Exercise brief ->
Copy all of the material word for word, except for the pictures.

Extracted material ->
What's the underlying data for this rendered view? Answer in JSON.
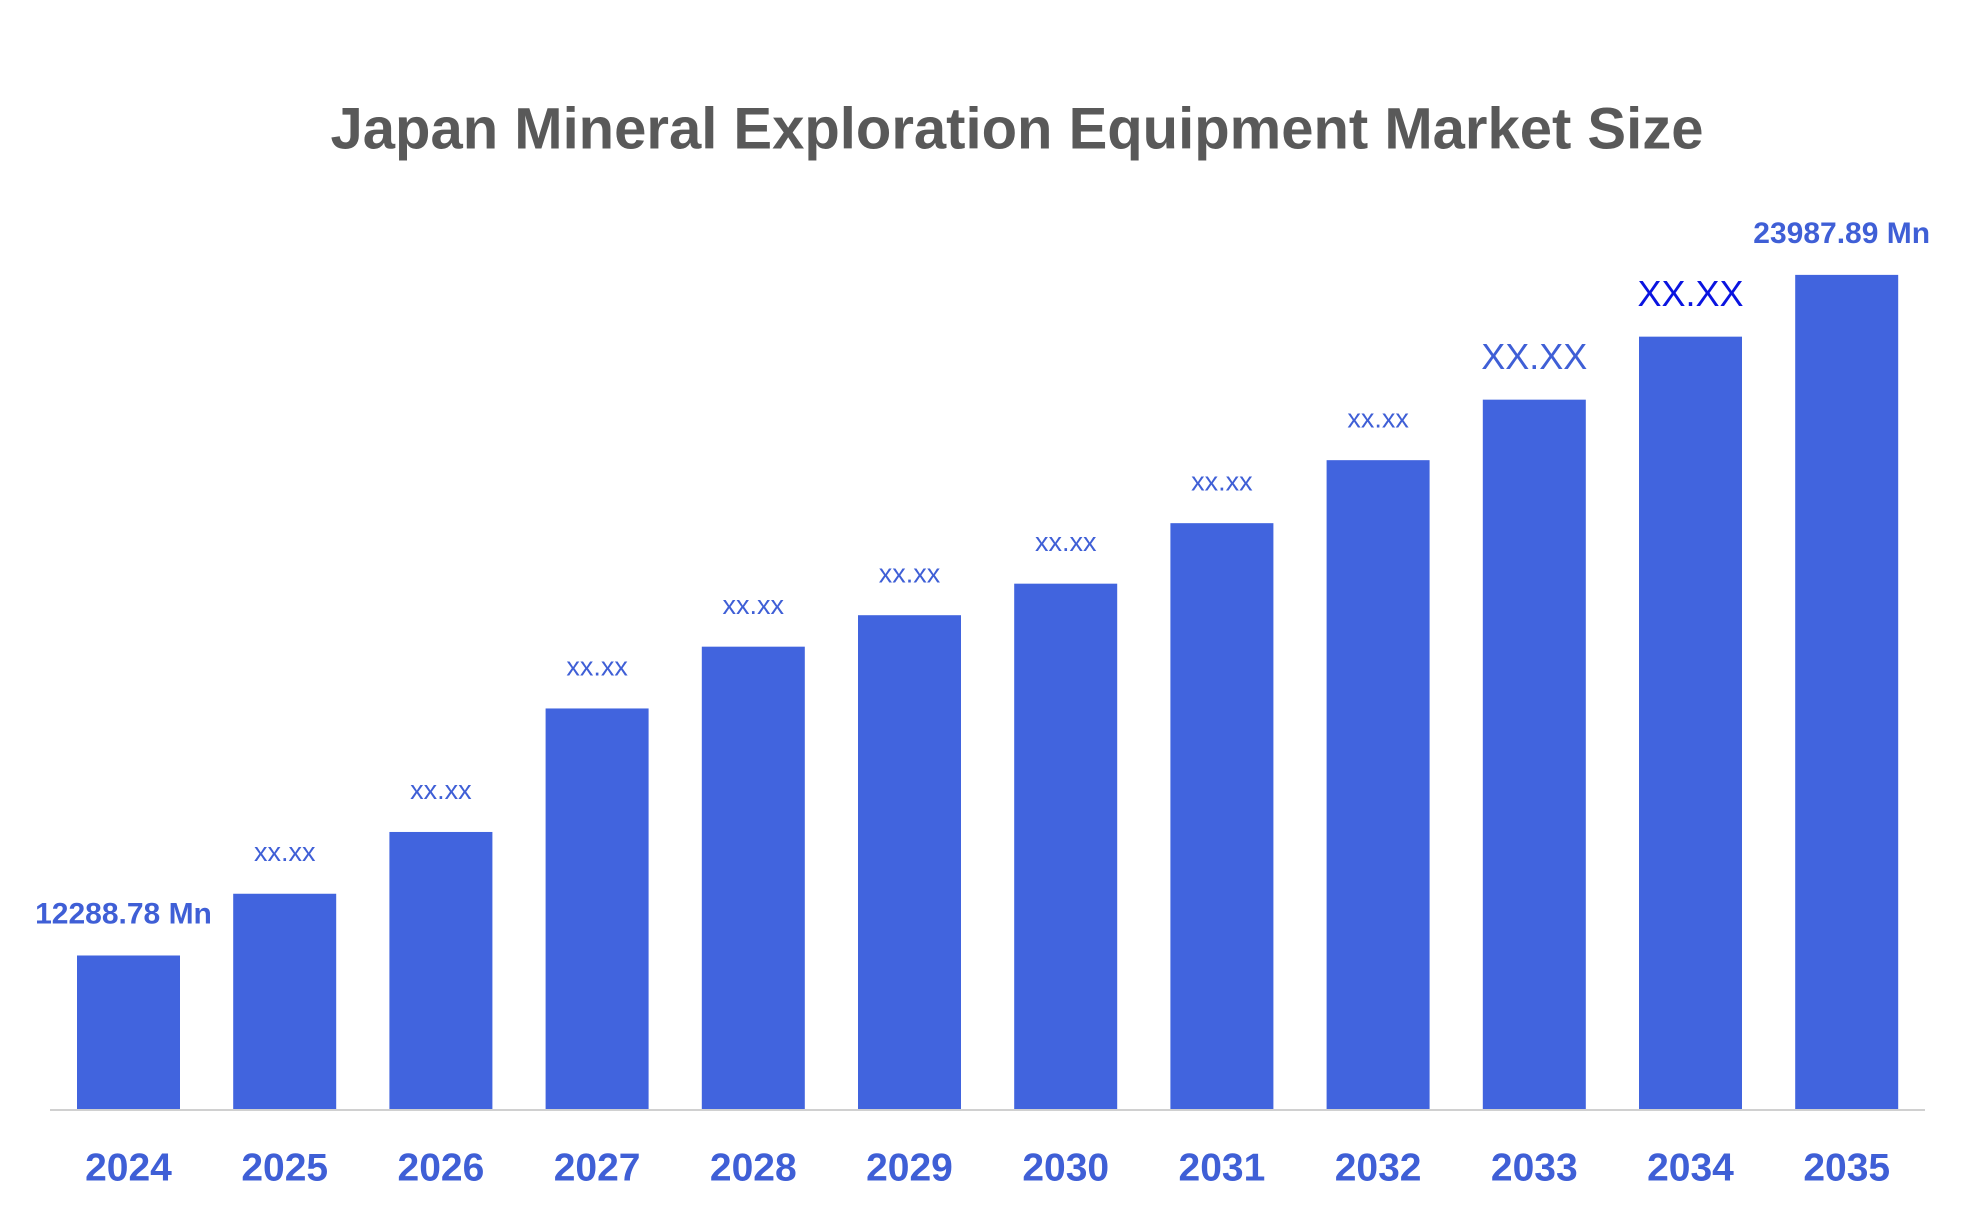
{
  "chart_data": {
    "type": "bar",
    "title": "Japan Mineral Exploration Equipment Market Size",
    "categories": [
      "2024",
      "2025",
      "2026",
      "2027",
      "2028",
      "2029",
      "2030",
      "2031",
      "2032",
      "2033",
      "2034",
      "2035"
    ],
    "values": [
      12288.78,
      13350,
      14412,
      16535,
      17597,
      18138,
      18680,
      19720,
      20803,
      21843,
      22926,
      23987.89
    ],
    "value_labels": [
      "12288.78 Mn",
      "xx.xx",
      "xx.xx",
      "xx.xx",
      "xx.xx",
      "xx.xx",
      "xx.xx",
      "xx.xx",
      "xx.xx",
      "XX.XX",
      "XX.XX",
      "23987.89 Mn"
    ],
    "color": "#4164de",
    "ylim": [
      9650,
      25000
    ]
  }
}
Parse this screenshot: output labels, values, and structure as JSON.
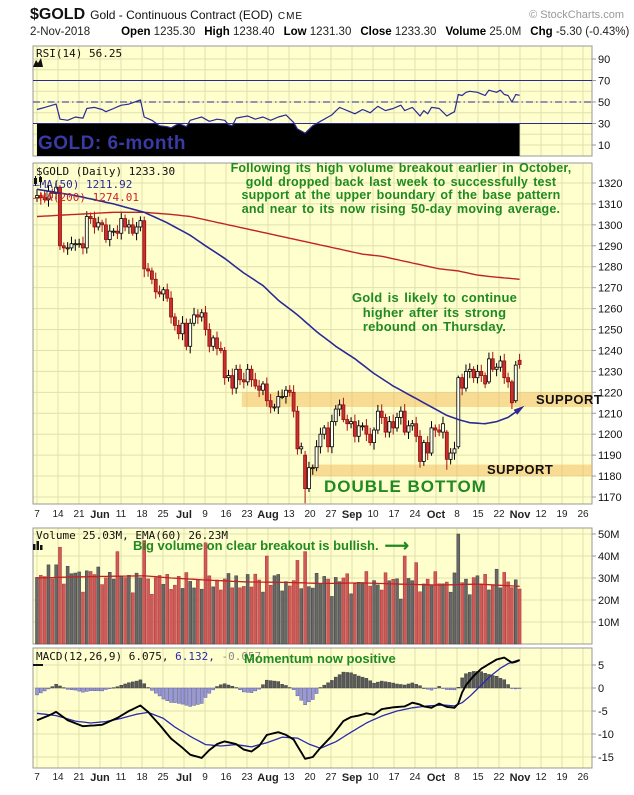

Result ->
What's the underlying data for this rendered view? Answer in JSON.
{
  "chart_data": {
    "type": "bar",
    "title": "Japan Mineral Exploration Equipment Market Size",
    "categories": [
      "2024",
      "2025",
      "2026",
      "2027",
      "2028",
      "2029",
      "2030",
      "2031",
      "2032",
      "2033",
      "2034",
      "2035"
    ],
    "values": [
      12288.78,
      13350,
      14412,
      16535,
      17597,
      18138,
      18680,
      19720,
      20803,
      21843,
      22926,
      23987.89
    ],
    "value_labels": [
      "12288.78 Mn",
      "xx.xx",
      "xx.xx",
      "xx.xx",
      "xx.xx",
      "xx.xx",
      "xx.xx",
      "xx.xx",
      "xx.xx",
      "XX.XX",
      "XX.XX",
      "23987.89 Mn"
    ],
    "color": "#4164de",
    "ylim": [
      9650,
      25000
    ]
  }
}
Parse this screenshot: output labels, values, and structure as JSON.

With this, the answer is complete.